_What to do_
Copy out each line below that has the word "todo" in it.

_Data to use_
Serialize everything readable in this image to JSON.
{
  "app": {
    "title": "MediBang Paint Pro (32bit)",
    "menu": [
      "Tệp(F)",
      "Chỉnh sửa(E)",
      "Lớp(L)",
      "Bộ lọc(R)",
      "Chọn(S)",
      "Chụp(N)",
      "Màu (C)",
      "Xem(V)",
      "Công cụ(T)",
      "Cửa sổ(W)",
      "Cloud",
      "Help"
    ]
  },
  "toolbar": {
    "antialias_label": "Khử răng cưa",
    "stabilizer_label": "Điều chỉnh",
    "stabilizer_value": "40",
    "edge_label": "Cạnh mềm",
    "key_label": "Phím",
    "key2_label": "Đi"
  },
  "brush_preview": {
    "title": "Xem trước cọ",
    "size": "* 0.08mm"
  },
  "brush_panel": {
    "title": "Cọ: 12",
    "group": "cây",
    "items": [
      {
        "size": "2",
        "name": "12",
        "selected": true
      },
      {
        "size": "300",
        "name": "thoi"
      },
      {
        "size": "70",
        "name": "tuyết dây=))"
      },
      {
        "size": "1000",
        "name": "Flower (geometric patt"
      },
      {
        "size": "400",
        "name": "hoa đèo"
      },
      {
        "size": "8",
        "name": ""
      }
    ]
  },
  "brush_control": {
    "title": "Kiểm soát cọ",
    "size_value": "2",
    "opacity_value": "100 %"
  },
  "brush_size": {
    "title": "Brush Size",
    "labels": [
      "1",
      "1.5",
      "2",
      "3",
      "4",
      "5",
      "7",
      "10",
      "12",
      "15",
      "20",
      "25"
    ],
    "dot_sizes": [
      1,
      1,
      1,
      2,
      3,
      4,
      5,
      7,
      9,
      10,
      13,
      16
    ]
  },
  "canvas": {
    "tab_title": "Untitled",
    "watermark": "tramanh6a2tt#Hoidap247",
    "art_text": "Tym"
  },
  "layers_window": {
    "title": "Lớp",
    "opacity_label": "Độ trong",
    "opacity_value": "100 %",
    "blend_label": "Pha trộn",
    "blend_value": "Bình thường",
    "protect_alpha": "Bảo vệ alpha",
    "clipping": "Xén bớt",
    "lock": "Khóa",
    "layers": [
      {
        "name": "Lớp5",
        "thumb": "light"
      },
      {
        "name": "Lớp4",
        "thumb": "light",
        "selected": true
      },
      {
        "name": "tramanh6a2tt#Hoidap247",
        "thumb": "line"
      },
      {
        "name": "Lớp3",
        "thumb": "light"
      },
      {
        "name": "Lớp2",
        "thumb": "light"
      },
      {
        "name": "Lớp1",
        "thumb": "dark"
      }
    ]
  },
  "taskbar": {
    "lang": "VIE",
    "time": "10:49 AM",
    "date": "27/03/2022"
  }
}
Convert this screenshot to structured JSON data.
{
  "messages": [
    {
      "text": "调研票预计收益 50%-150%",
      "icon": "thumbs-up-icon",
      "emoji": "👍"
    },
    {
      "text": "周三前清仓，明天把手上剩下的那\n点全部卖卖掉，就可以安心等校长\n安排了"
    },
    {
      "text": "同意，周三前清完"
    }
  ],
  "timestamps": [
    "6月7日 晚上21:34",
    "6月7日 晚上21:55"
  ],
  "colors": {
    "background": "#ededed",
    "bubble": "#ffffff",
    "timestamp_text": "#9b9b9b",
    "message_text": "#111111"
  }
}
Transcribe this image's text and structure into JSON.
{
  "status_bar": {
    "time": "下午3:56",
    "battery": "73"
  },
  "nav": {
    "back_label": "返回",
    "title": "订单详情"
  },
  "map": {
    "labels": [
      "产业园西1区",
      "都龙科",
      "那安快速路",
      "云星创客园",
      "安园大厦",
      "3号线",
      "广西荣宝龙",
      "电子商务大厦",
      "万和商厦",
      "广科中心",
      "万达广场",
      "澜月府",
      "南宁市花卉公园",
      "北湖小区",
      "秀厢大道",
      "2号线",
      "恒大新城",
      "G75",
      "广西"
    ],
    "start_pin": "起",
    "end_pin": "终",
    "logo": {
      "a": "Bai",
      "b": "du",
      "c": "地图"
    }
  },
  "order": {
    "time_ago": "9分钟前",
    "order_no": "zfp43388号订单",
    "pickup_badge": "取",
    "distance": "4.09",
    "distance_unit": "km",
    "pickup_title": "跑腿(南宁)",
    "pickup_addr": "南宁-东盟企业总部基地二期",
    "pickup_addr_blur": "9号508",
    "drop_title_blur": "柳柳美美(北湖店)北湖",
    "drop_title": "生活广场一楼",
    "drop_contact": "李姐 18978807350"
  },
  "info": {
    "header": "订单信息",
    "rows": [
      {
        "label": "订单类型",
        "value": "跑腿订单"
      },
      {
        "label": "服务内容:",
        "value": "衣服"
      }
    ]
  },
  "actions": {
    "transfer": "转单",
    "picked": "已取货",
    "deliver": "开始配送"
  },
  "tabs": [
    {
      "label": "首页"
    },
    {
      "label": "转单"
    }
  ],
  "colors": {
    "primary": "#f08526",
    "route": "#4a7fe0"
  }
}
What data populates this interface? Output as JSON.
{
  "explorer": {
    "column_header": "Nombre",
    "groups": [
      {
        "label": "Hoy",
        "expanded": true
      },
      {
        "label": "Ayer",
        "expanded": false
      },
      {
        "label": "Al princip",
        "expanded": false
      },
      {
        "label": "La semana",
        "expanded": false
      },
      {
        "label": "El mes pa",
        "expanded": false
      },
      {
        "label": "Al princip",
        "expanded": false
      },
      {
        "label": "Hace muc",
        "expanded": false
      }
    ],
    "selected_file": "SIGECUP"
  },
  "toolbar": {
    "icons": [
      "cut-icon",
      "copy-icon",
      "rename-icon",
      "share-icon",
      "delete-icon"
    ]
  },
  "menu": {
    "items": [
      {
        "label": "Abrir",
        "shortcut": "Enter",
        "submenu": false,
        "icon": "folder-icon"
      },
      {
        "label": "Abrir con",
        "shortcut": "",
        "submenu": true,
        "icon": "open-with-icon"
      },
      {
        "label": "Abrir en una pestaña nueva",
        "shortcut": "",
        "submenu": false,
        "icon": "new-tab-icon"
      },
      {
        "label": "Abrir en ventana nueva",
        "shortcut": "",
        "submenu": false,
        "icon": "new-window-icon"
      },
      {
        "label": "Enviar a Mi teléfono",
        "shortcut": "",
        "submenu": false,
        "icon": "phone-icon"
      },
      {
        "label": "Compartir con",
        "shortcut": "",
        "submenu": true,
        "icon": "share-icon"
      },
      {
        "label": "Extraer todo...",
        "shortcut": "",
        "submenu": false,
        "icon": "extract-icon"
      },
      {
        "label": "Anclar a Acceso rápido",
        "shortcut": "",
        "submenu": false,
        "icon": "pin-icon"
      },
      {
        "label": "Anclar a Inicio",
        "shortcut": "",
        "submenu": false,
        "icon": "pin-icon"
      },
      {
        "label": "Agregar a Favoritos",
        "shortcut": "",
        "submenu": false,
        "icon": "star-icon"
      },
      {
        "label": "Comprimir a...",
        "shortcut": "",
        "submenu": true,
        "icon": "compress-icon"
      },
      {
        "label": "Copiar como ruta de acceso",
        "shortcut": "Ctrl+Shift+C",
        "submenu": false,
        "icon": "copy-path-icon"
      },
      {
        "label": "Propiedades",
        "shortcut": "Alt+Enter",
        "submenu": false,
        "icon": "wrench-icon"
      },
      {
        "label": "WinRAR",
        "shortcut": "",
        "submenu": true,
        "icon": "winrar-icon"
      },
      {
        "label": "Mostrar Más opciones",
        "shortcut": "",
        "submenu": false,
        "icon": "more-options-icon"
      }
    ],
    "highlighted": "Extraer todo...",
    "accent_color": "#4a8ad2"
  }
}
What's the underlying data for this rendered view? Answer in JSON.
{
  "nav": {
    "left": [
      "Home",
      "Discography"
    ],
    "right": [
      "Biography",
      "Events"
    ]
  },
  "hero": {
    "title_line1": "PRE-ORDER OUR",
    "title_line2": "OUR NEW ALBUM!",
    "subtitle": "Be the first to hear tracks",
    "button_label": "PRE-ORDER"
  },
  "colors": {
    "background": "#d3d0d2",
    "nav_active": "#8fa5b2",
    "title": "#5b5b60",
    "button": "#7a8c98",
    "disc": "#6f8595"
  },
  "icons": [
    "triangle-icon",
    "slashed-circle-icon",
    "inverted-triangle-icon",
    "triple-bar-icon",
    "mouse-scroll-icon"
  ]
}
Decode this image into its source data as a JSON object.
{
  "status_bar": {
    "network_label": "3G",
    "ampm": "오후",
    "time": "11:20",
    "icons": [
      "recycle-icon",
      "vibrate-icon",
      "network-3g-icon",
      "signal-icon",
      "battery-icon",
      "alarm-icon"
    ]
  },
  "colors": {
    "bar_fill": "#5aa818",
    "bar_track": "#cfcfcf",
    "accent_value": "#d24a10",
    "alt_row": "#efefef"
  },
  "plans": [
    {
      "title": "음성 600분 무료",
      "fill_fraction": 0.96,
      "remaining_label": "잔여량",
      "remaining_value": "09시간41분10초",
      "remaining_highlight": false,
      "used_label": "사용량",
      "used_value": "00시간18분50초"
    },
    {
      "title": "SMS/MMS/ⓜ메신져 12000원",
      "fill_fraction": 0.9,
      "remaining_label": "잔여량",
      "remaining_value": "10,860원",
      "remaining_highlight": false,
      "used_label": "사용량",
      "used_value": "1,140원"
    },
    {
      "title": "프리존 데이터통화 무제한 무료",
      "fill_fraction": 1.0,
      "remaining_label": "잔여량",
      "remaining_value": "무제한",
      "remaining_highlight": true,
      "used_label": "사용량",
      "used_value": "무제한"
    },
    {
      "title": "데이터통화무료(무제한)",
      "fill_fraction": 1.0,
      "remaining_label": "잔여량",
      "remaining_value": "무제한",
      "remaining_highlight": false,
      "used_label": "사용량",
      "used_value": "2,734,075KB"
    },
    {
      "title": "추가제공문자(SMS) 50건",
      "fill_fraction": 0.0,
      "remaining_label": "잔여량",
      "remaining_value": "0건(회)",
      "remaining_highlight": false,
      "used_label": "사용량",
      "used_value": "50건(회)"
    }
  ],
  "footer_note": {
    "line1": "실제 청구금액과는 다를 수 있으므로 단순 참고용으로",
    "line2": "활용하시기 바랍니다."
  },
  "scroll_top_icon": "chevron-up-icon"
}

_Solution to this problem_
        "label": "Extraer todo...",
    "highlighted": "Extraer todo...",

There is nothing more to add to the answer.